Output every entry exactly as written, skipping any pictures.

***** Data to process

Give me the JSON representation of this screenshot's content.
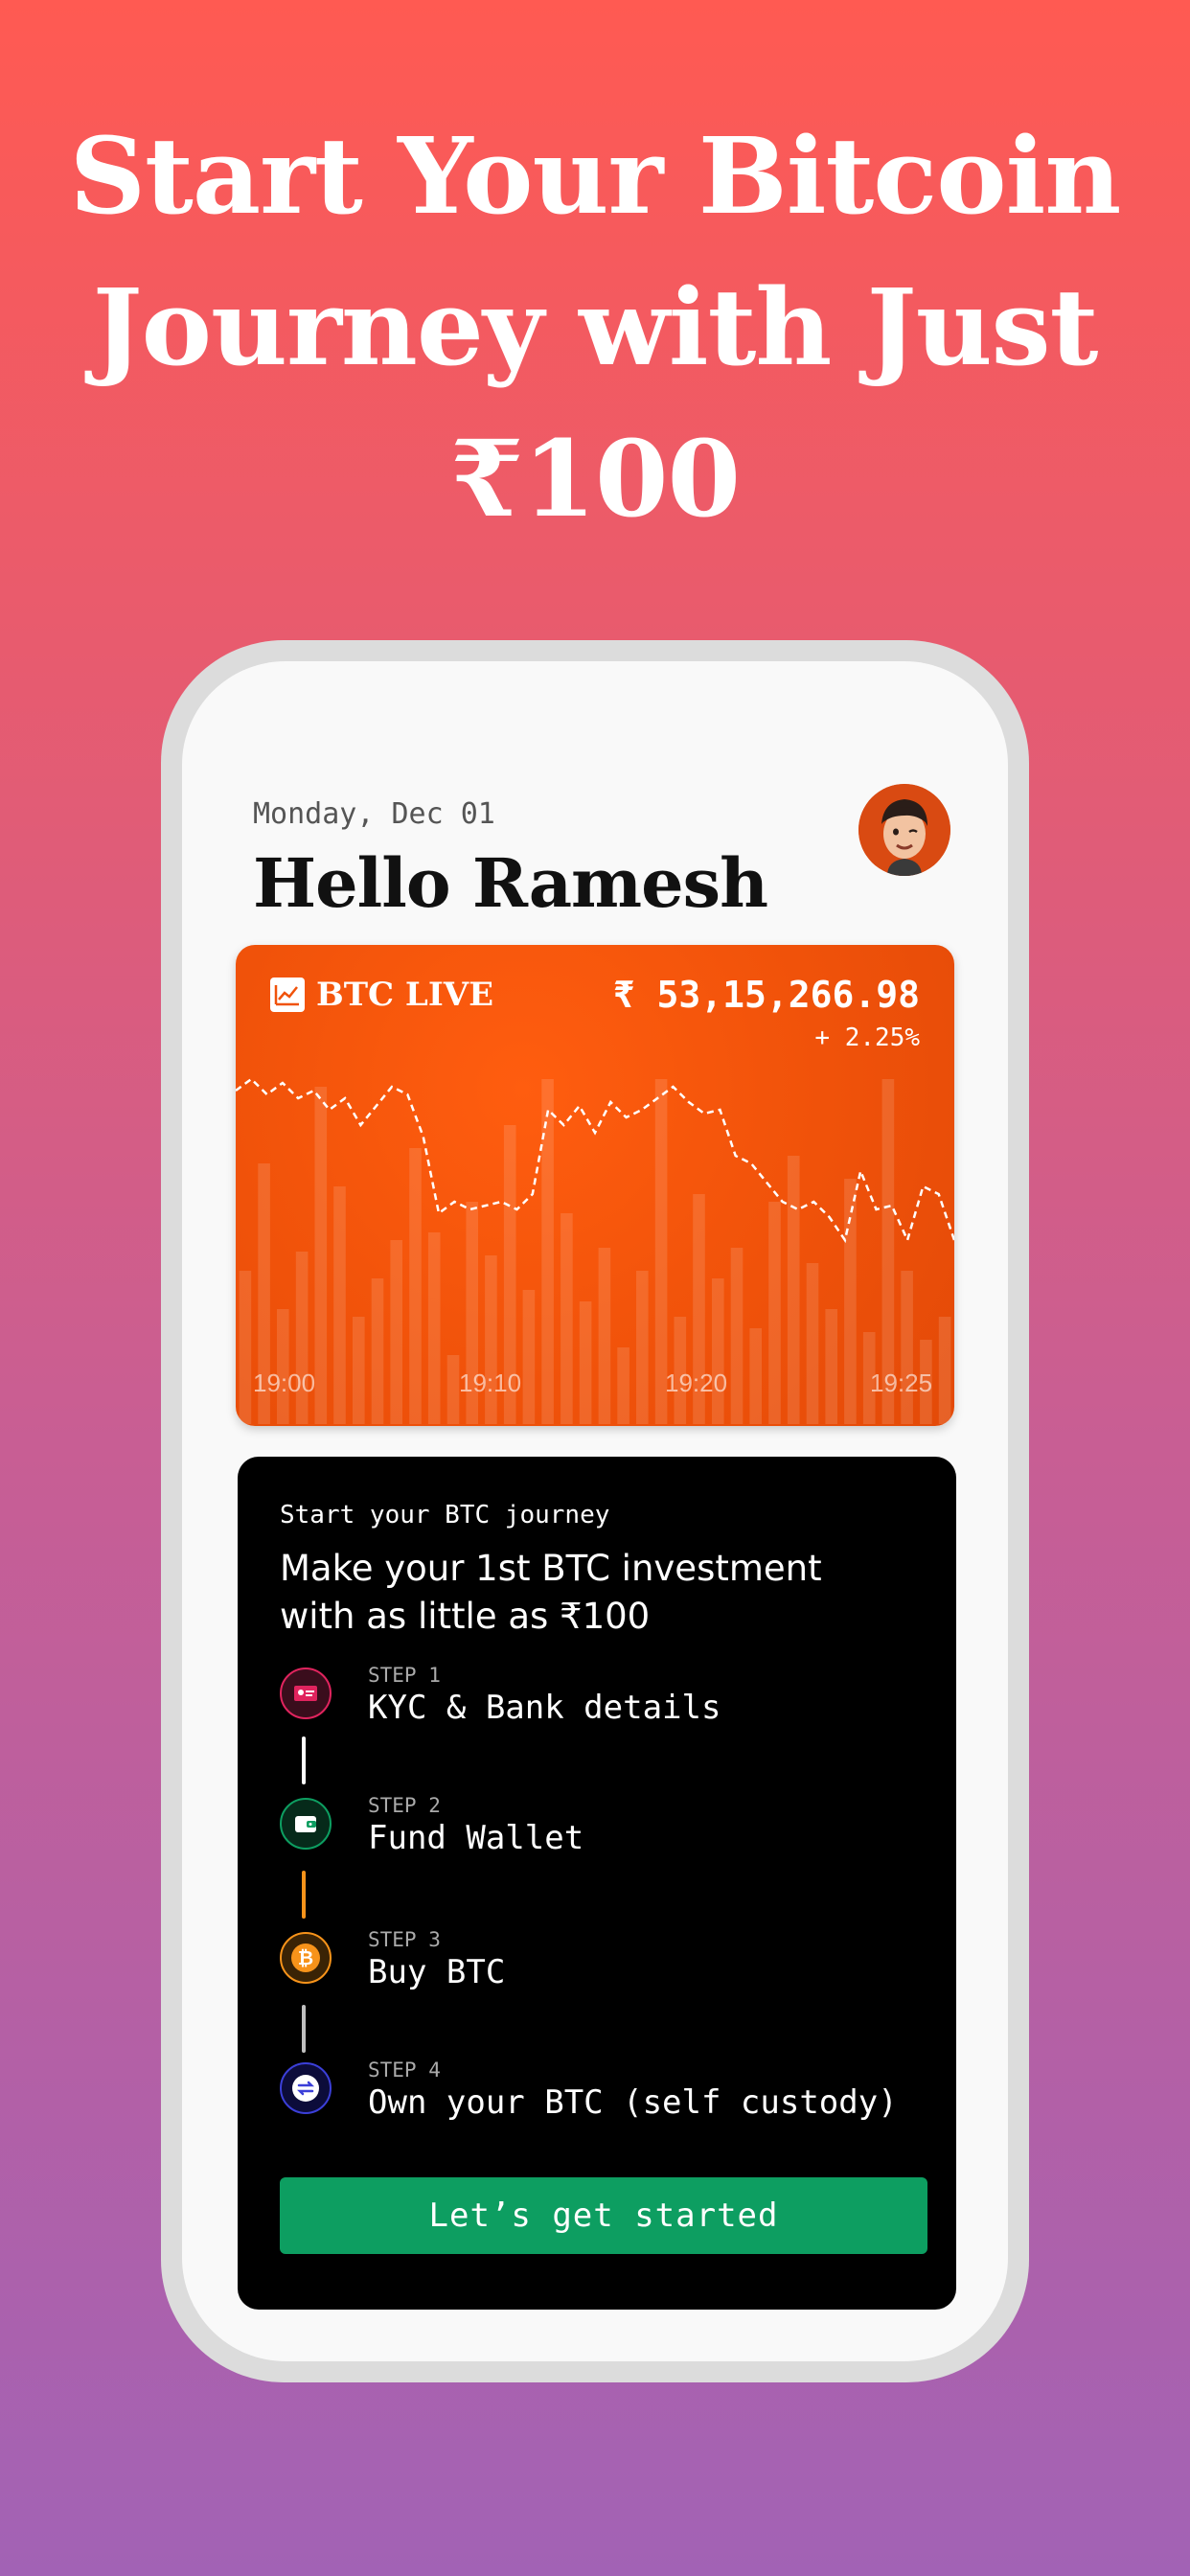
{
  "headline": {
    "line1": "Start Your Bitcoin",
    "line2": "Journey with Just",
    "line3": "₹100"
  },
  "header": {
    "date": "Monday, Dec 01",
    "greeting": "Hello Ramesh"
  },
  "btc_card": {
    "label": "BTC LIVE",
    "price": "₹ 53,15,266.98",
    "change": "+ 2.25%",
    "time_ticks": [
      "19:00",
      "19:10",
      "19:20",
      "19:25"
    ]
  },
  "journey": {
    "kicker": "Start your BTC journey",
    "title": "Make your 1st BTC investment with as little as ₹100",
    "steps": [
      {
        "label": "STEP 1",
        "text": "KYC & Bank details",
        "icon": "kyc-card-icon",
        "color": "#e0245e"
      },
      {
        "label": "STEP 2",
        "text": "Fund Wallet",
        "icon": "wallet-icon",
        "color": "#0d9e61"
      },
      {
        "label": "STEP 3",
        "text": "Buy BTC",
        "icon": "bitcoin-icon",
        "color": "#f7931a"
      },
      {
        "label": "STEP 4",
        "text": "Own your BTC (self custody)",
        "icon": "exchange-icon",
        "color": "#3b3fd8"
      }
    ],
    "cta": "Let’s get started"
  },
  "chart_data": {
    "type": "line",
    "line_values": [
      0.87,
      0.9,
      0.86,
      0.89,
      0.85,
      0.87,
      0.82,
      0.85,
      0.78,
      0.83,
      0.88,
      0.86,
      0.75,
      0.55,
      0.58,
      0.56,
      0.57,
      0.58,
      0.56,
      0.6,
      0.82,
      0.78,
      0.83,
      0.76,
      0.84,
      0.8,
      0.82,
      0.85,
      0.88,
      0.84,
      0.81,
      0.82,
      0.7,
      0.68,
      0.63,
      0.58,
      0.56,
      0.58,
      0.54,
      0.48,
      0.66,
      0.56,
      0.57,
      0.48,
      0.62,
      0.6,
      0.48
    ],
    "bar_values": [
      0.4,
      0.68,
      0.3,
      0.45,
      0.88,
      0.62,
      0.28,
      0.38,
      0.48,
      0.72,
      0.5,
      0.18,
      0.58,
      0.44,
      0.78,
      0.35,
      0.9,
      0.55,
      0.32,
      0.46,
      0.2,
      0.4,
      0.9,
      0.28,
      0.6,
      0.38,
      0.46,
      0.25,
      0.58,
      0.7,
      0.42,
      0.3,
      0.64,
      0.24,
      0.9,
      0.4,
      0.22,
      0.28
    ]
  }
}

**********

§ Answer to this task:
Give me the JSON representation of this screenshot's content.
{
  "headline": {
    "line1": "Start Your Bitcoin",
    "line2": "Journey with Just",
    "line3": "₹100"
  },
  "header": {
    "date": "Monday, Dec 01",
    "greeting": "Hello Ramesh"
  },
  "btc_card": {
    "label": "BTC LIVE",
    "price": "₹ 53,15,266.98",
    "change": "+ 2.25%",
    "time_ticks": [
      "19:00",
      "19:10",
      "19:20",
      "19:25"
    ]
  },
  "journey": {
    "kicker": "Start your BTC journey",
    "title": "Make your 1st BTC investment with as little as ₹100",
    "steps": [
      {
        "label": "STEP 1",
        "text": "KYC & Bank details",
        "icon": "kyc-card-icon",
        "color": "#e0245e"
      },
      {
        "label": "STEP 2",
        "text": "Fund Wallet",
        "icon": "wallet-icon",
        "color": "#0d9e61"
      },
      {
        "label": "STEP 3",
        "text": "Buy BTC",
        "icon": "bitcoin-icon",
        "color": "#f7931a"
      },
      {
        "label": "STEP 4",
        "text": "Own your BTC (self custody)",
        "icon": "exchange-icon",
        "color": "#3b3fd8"
      }
    ],
    "cta": "Let’s get started"
  },
  "chart_data": {
    "type": "line",
    "line_values": [
      0.87,
      0.9,
      0.86,
      0.89,
      0.85,
      0.87,
      0.82,
      0.85,
      0.78,
      0.83,
      0.88,
      0.86,
      0.75,
      0.55,
      0.58,
      0.56,
      0.57,
      0.58,
      0.56,
      0.6,
      0.82,
      0.78,
      0.83,
      0.76,
      0.84,
      0.8,
      0.82,
      0.85,
      0.88,
      0.84,
      0.81,
      0.82,
      0.7,
      0.68,
      0.63,
      0.58,
      0.56,
      0.58,
      0.54,
      0.48,
      0.66,
      0.56,
      0.57,
      0.48,
      0.62,
      0.6,
      0.48
    ],
    "bar_values": [
      0.4,
      0.68,
      0.3,
      0.45,
      0.88,
      0.62,
      0.28,
      0.38,
      0.48,
      0.72,
      0.5,
      0.18,
      0.58,
      0.44,
      0.78,
      0.35,
      0.9,
      0.55,
      0.32,
      0.46,
      0.2,
      0.4,
      0.9,
      0.28,
      0.6,
      0.38,
      0.46,
      0.25,
      0.58,
      0.7,
      0.42,
      0.3,
      0.64,
      0.24,
      0.9,
      0.4,
      0.22,
      0.28
    ]
  }
}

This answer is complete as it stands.